> YOUR INSTRUCTIONS
Edit the rows by replacing "lilac flower head" with "purple flower head" everywhere it appears and leaving all other text unchanged, then write them out again without the pictures.

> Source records
_ _ _ _ _ _ _
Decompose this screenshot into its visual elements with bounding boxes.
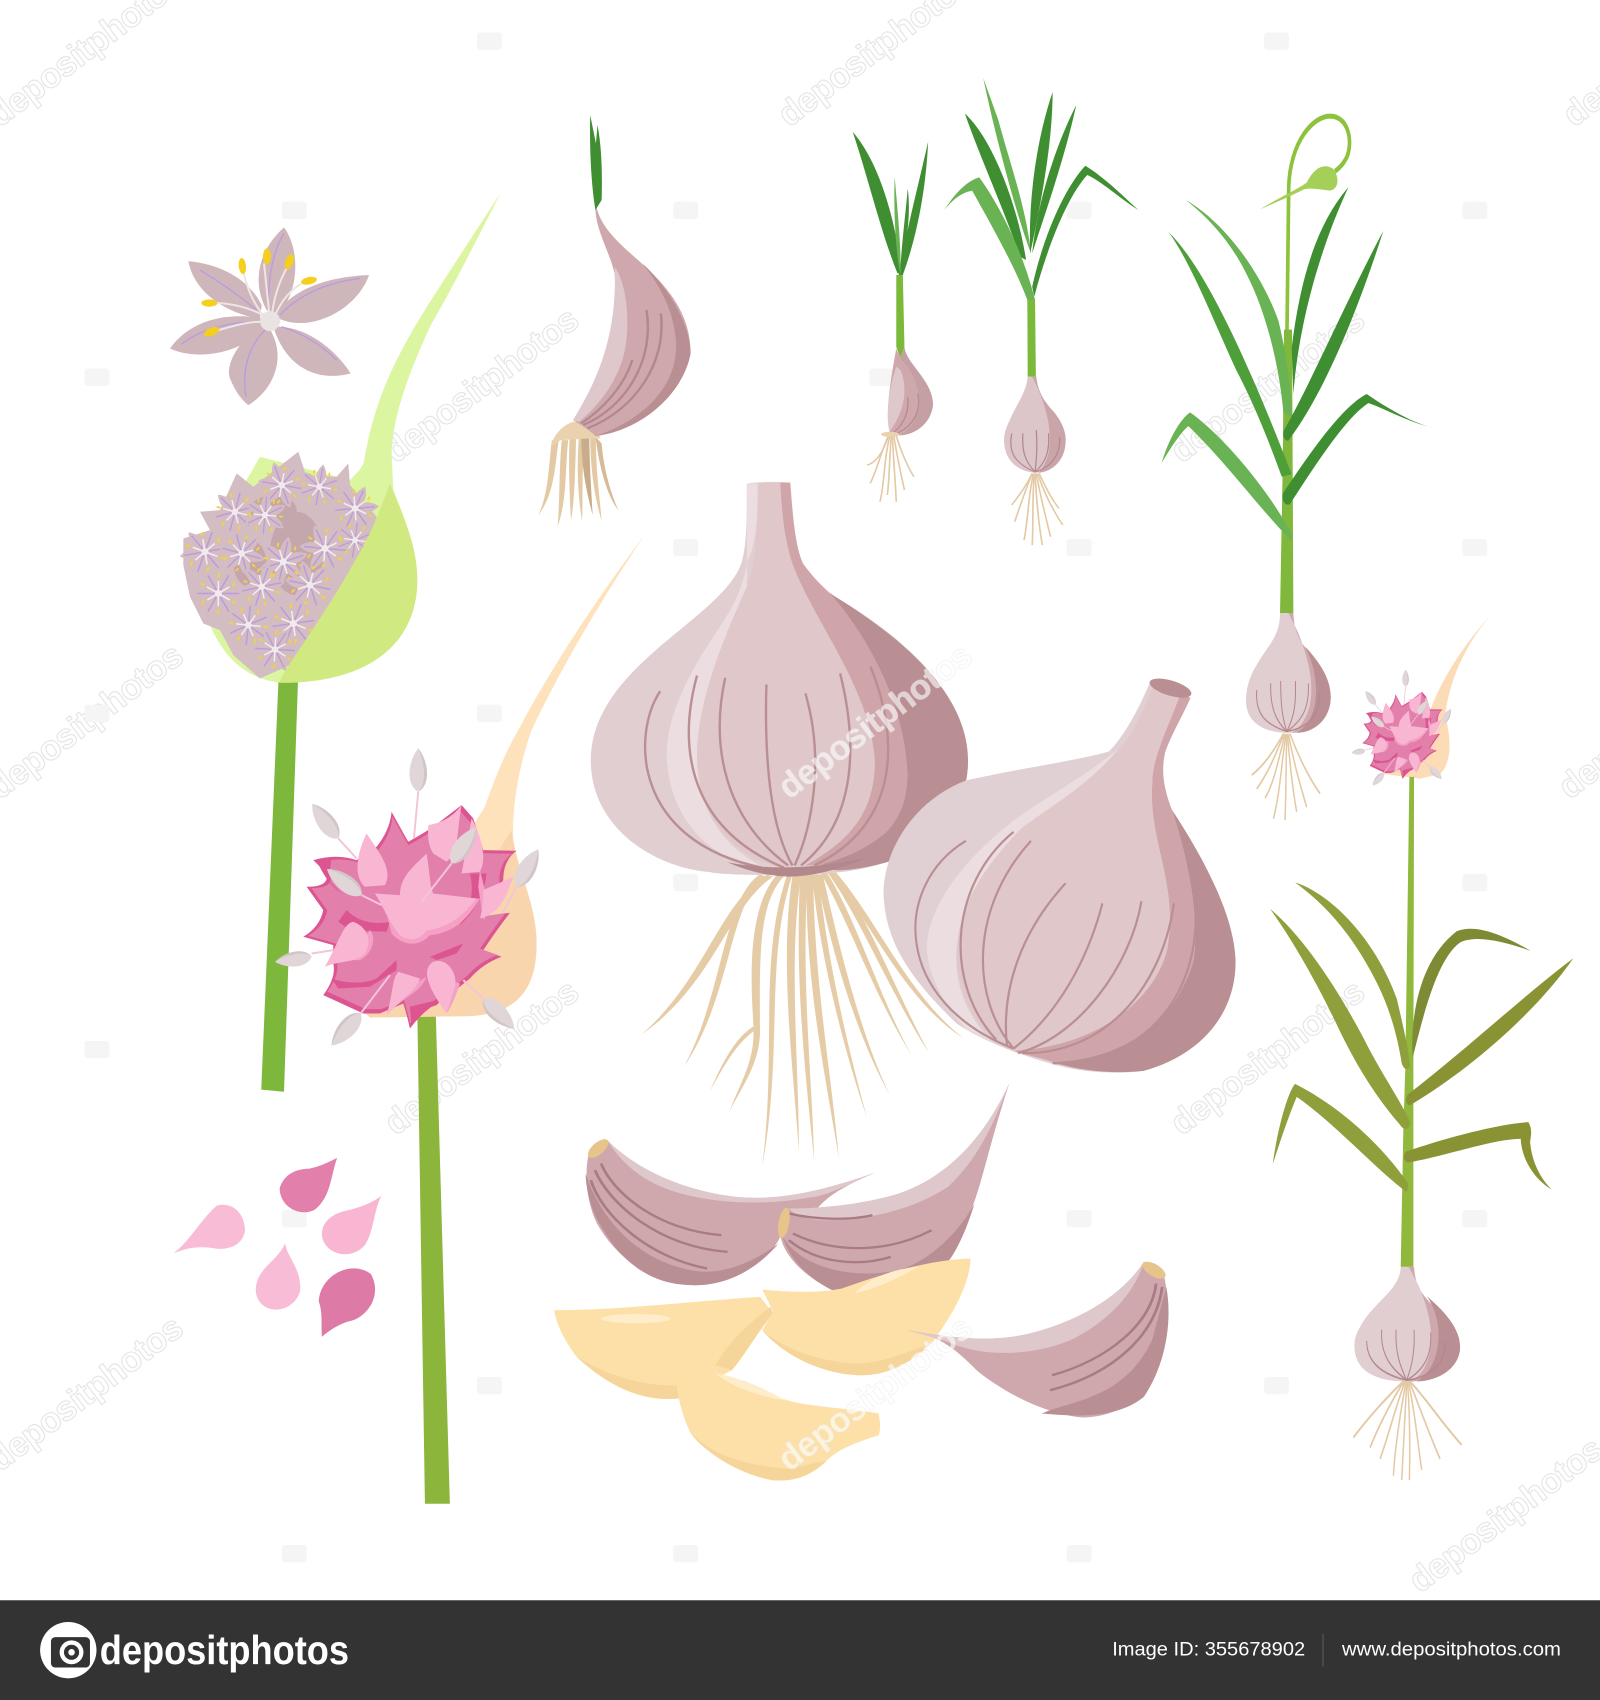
stem [1280, 330, 1293, 613]
bulb base [591, 482, 968, 875]
stem [1027, 300, 1036, 377]
footer bar [0, 1600, 1600, 1700]
dark right side [1053, 810, 1236, 1072]
stem [1401, 777, 1414, 1267]
lilac flower head with green bract [173, 193, 501, 683]
neck opening [1148, 675, 1193, 702]
peeled clove: front [675, 1354, 880, 1481]
leafy garlic plant with curled scape [1162, 116, 1430, 820]
scape bud [1260, 166, 1337, 209]
clove: upswept right [776, 1084, 1009, 1291]
flower cluster [274, 748, 546, 1052]
sprouting clove [538, 115, 691, 527]
clove: lying left [584, 1136, 875, 1285]
highlight band [667, 562, 771, 870]
footer logo [40, 1622, 349, 1678]
garlic cloves and peeled cloves [554, 1084, 1169, 1481]
large upright garlic bulb with roots [591, 482, 968, 1167]
green stem of lilac flower head [261, 678, 298, 1092]
green sprout [590, 115, 602, 210]
small clove [888, 348, 933, 436]
ribs [645, 667, 922, 868]
roots [1012, 473, 1063, 545]
roots [538, 433, 619, 527]
watermarks behind artwork: depositphotos [1164, 301, 1372, 470]
peeled clove: right [762, 1259, 970, 1375]
bulb [1354, 1267, 1460, 1381]
bract: back [197, 193, 501, 683]
watermarks over artwork: depositphotos [771, 1309, 979, 1479]
stem [896, 275, 904, 358]
dark right side [821, 593, 968, 870]
watermarks over artwork: depositphotos [771, 637, 979, 807]
umbel of small flowers [173, 452, 386, 682]
root cap [551, 422, 600, 447]
peeled clove: left [554, 1297, 773, 1399]
clove: far right [907, 1259, 1169, 1418]
bulb [1246, 613, 1331, 733]
leaves [1186, 200, 1292, 417]
center segment [697, 483, 875, 868]
watermarks behind artwork: depositphotos [378, 301, 586, 470]
bulb base [883, 682, 1236, 1073]
clove body [573, 202, 691, 436]
roots [1353, 1381, 1462, 1480]
ribs [915, 832, 1196, 1063]
watermarks behind artwork: depositphotos [378, 973, 586, 1143]
mid shade [780, 483, 907, 865]
loose pink bulbils [173, 1158, 382, 1337]
center segment [957, 685, 1180, 1051]
small bract [1383, 606, 1498, 779]
watermarks behind artwork: depositphotos [1164, 973, 1372, 1143]
flowering garlic plant on right [1270, 606, 1573, 1480]
leaves [853, 132, 928, 275]
single lilac garlic flower [170, 227, 369, 405]
mid shade [1014, 693, 1195, 1062]
small pink flower head [1351, 670, 1454, 788]
curled scape [1287, 116, 1350, 357]
base knot [727, 858, 866, 877]
logo wordmark: depositphotos [100, 1627, 349, 1673]
root cap [881, 432, 899, 437]
large tilted garlic bulb [883, 675, 1236, 1073]
young seedling one [853, 132, 933, 502]
bract: front [280, 483, 417, 683]
roots [867, 433, 914, 502]
green stem of pink flower head [417, 1014, 450, 1504]
leaves [1295, 882, 1410, 1069]
highlight band [927, 749, 1118, 1042]
young seedling two [944, 78, 1138, 545]
website url: www.depositphotos.com [1341, 1639, 1561, 1661]
camera logo mark [40, 1622, 96, 1678]
roots [641, 872, 964, 1167]
watermarks over artwork [771, 637, 979, 1479]
leaves [944, 78, 1138, 300]
bulb [1004, 377, 1066, 473]
pink flower head with peach bract [274, 534, 645, 1052]
bract [347, 534, 645, 1017]
roots [1252, 734, 1320, 820]
image id: Image ID: 355678902 [1112, 1639, 1305, 1661]
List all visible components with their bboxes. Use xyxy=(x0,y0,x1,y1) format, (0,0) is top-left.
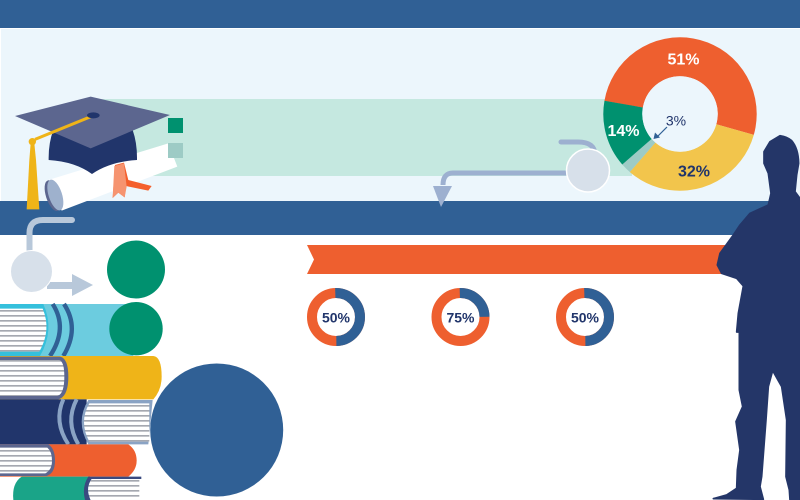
connector node circle, right xyxy=(566,149,610,192)
donut gauge 50% xyxy=(312,293,360,341)
middle blue band xyxy=(0,201,800,235)
connector node circle, left xyxy=(10,250,52,292)
donut gauge 75%: 75% xyxy=(446,310,475,326)
circle marker green upper xyxy=(107,240,165,298)
person silhouette xyxy=(713,136,800,500)
donut chart: shares: 3% xyxy=(666,112,686,128)
legend square pale teal xyxy=(168,143,183,158)
arrow pointing right xyxy=(47,274,93,296)
donut chart: shares: 51% xyxy=(667,52,700,68)
large blue circle xyxy=(150,364,283,496)
legend square green xyxy=(168,118,183,133)
donut gauge 50%: 50% xyxy=(322,310,351,326)
donut gauge 75% xyxy=(436,293,484,341)
donut chart: shares: 32% xyxy=(678,164,710,180)
donut gauge 50% second xyxy=(561,293,609,341)
light header panel xyxy=(1,29,800,201)
orange ribbon banner xyxy=(307,245,740,274)
donut chart: shares: 14% xyxy=(607,123,640,140)
donut chart: shares xyxy=(599,33,761,195)
connector with arrow pointing down xyxy=(433,142,595,207)
donut gauge 50% second: 50% xyxy=(571,310,600,326)
connector pipe left xyxy=(30,220,72,250)
circle marker green lower xyxy=(109,302,163,355)
top banner xyxy=(0,0,800,28)
icon: graduation cap and diploma xyxy=(15,97,177,213)
teal title strip xyxy=(100,99,632,176)
stack of books xyxy=(0,304,162,500)
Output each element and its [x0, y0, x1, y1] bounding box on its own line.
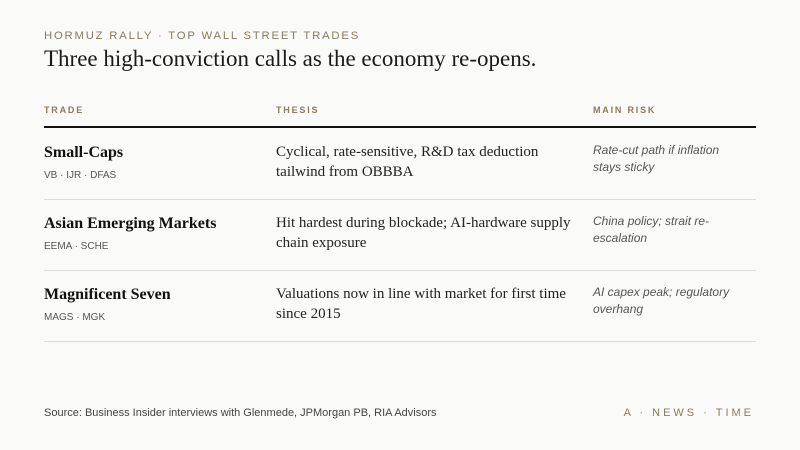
trade name: Magnificent Seven [44, 286, 171, 303]
header: thesis: THESIS [276, 105, 319, 115]
risk text: China policy; strait re-escalation [593, 214, 709, 245]
risk text: AI capex peak; regulatory overhang [593, 285, 729, 316]
row: magnificent seven [44, 270, 756, 342]
title: Three high-conviction calls as the economy re-opens. [44, 46, 536, 71]
header: main risk: MAIN RISK [593, 105, 656, 115]
tickers: EEMA · SCHE [44, 241, 108, 252]
thesis text: Cyclical, rate-sensitive, R&D tax deduction tailwind from OBBBA [276, 144, 538, 180]
tickers: MAGS · MGK [44, 312, 105, 323]
header: trade: TRADE [44, 105, 84, 115]
trade name: Asian Emerging Markets [44, 215, 216, 232]
row: small-caps [44, 128, 756, 200]
eyebrow: HORMUZ RALLY · TOP WALL STREET TRADES [44, 30, 360, 42]
brand: A · NEWS · TIME [624, 407, 754, 419]
risk text: Rate-cut path if inflation stays sticky [593, 143, 719, 174]
tickers: VB · IJR · DFAS [44, 170, 116, 181]
trade name: Small-Caps [44, 144, 123, 161]
thesis text: Hit hardest during blockade; AI-hardware supply chain exposure [276, 215, 570, 251]
thesis text: Valuations now in line with market for first time since 2015 [276, 286, 566, 322]
row: asian emerging markets [44, 199, 756, 271]
source: Source: Business Insider interviews with Glenmede, JPMorgan PB, RIA Advisors [44, 407, 437, 419]
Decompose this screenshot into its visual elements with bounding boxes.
_ _ _ _ _ _ _
> WRITTEN ANSWER
Decompose this screenshot into its visual elements with bounding boxes.
stem [1280, 330, 1293, 613]
bulb base [591, 482, 968, 875]
stem [1027, 300, 1036, 377]
footer bar [0, 1600, 1600, 1700]
dark right side [1053, 810, 1236, 1072]
stem [1401, 777, 1414, 1267]
purple flower head with green bract [173, 193, 501, 683]
neck opening [1148, 675, 1193, 702]
peeled clove: front [675, 1354, 880, 1481]
leafy garlic plant with curled scape [1162, 116, 1430, 820]
scape bud [1260, 166, 1337, 209]
clove: upswept right [776, 1084, 1009, 1291]
flower cluster [274, 748, 546, 1052]
sprouting clove [538, 115, 691, 527]
clove: lying left [584, 1136, 875, 1285]
highlight band [667, 562, 771, 870]
footer logo [40, 1622, 349, 1678]
garlic cloves and peeled cloves [554, 1084, 1169, 1481]
large upright garlic bulb with roots [591, 482, 968, 1167]
green stem of purple flower head [261, 678, 298, 1092]
green sprout [590, 115, 602, 210]
small clove [888, 348, 933, 436]
ribs [645, 667, 922, 868]
roots [1012, 473, 1063, 545]
roots [538, 433, 619, 527]
watermarks behind artwork: depositphotos [1164, 301, 1372, 470]
peeled clove: right [762, 1259, 970, 1375]
bulb [1354, 1267, 1460, 1381]
bract: back [197, 193, 501, 683]
watermarks over artwork: depositphotos [771, 1309, 979, 1479]
stem [896, 275, 904, 358]
dark right side [821, 593, 968, 870]
watermarks over artwork: depositphotos [771, 637, 979, 807]
umbel of small flowers [173, 452, 386, 682]
root cap [551, 422, 600, 447]
peeled clove: left [554, 1297, 773, 1399]
clove: far right [907, 1259, 1169, 1418]
bulb [1246, 613, 1331, 733]
leaves [1186, 200, 1292, 417]
center segment [697, 483, 875, 868]
watermarks behind artwork: depositphotos [378, 301, 586, 470]
bulb base [883, 682, 1236, 1073]
clove body [573, 202, 691, 436]
roots [1353, 1381, 1462, 1480]
ribs [915, 832, 1196, 1063]
watermarks behind artwork: depositphotos [378, 973, 586, 1143]
mid shade [780, 483, 907, 865]
loose pink bulbils [173, 1158, 382, 1337]
center segment [957, 685, 1180, 1051]
small bract [1383, 606, 1498, 779]
watermarks behind artwork: depositphotos [1164, 973, 1372, 1143]
flowering garlic plant on right [1270, 606, 1573, 1480]
leaves [853, 132, 928, 275]
single lilac garlic flower [170, 227, 369, 405]
mid shade [1014, 693, 1195, 1062]
small pink flower head [1351, 670, 1454, 788]
curled scape [1287, 116, 1350, 357]
base knot [727, 858, 866, 877]
logo wordmark: depositphotos [100, 1627, 349, 1673]
root cap [881, 432, 899, 437]
large tilted garlic bulb [883, 675, 1236, 1073]
young seedling one [853, 132, 933, 502]
bract: front [280, 483, 417, 683]
roots [867, 433, 914, 502]
green stem of pink flower head [417, 1014, 450, 1504]
leaves [1295, 882, 1410, 1069]
highlight band [927, 749, 1118, 1042]
young seedling two [944, 78, 1138, 545]
website url: www.depositphotos.com [1341, 1639, 1561, 1661]
camera logo mark [40, 1622, 96, 1678]
roots [641, 872, 964, 1167]
watermarks over artwork [771, 637, 979, 1479]
leaves [944, 78, 1138, 300]
bulb [1004, 377, 1066, 473]
pink flower head with peach bract [274, 534, 645, 1052]
bract [347, 534, 645, 1017]
roots [1252, 734, 1320, 820]
image id: Image ID: 355678902 [1112, 1639, 1305, 1661]
List all visible components with their bboxes. Use xyxy=(x0,y0,x1,y1) format, (0,0) is top-left.
connector node circle, right xyxy=(566,149,610,192)
donut gauge 50% xyxy=(312,293,360,341)
middle blue band xyxy=(0,201,800,235)
connector node circle, left xyxy=(10,250,52,292)
donut gauge 75%: 75% xyxy=(446,310,475,326)
circle marker green upper xyxy=(107,240,165,298)
person silhouette xyxy=(713,136,800,500)
donut chart: shares: 3% xyxy=(666,112,686,128)
legend square pale teal xyxy=(168,143,183,158)
arrow pointing right xyxy=(47,274,93,296)
donut chart: shares: 51% xyxy=(667,52,700,68)
large blue circle xyxy=(150,364,283,496)
legend square green xyxy=(168,118,183,133)
donut gauge 50%: 50% xyxy=(322,310,351,326)
donut gauge 75% xyxy=(436,293,484,341)
donut chart: shares: 32% xyxy=(678,164,710,180)
donut gauge 50% second xyxy=(561,293,609,341)
light header panel xyxy=(1,29,800,201)
orange ribbon banner xyxy=(307,245,740,274)
donut chart: shares: 14% xyxy=(607,123,640,140)
donut chart: shares xyxy=(599,33,761,195)
connector with arrow pointing down xyxy=(433,142,595,207)
donut gauge 50% second: 50% xyxy=(571,310,600,326)
connector pipe left xyxy=(30,220,72,250)
circle marker green lower xyxy=(109,302,163,355)
top banner xyxy=(0,0,800,28)
icon: graduation cap and diploma xyxy=(15,97,177,213)
teal title strip xyxy=(100,99,632,176)
stack of books xyxy=(0,304,162,500)
Output each element and its [x0, y0, x1, y1] bounding box on its own line.
trade name: Magnificent Seven [44, 286, 171, 303]
header: thesis: THESIS [276, 105, 319, 115]
risk text: China policy; strait re-escalation [593, 214, 709, 245]
risk text: AI capex peak; regulatory overhang [593, 285, 729, 316]
row: magnificent seven [44, 270, 756, 342]
title: Three high-conviction calls as the economy re-opens. [44, 46, 536, 71]
header: main risk: MAIN RISK [593, 105, 656, 115]
tickers: EEMA · SCHE [44, 241, 108, 252]
thesis text: Cyclical, rate-sensitive, R&D tax deduction tailwind from OBBBA [276, 144, 538, 180]
tickers: MAGS · MGK [44, 312, 105, 323]
header: trade: TRADE [44, 105, 84, 115]
trade name: Asian Emerging Markets [44, 215, 216, 232]
row: small-caps [44, 128, 756, 200]
eyebrow: HORMUZ RALLY · TOP WALL STREET TRADES [44, 30, 360, 42]
brand: A · NEWS · TIME [624, 407, 754, 419]
risk text: Rate-cut path if inflation stays sticky [593, 143, 719, 174]
tickers: VB · IJR · DFAS [44, 170, 116, 181]
trade name: Small-Caps [44, 144, 123, 161]
thesis text: Hit hardest during blockade; AI-hardware supply chain exposure [276, 215, 570, 251]
thesis text: Valuations now in line with market for first time since 2015 [276, 286, 566, 322]
row: asian emerging markets [44, 199, 756, 271]
source: Source: Business Insider interviews with Glenmede, JPMorgan PB, RIA Advisors [44, 407, 437, 419]
Decompose this screenshot into its visual elements with bounding boxes.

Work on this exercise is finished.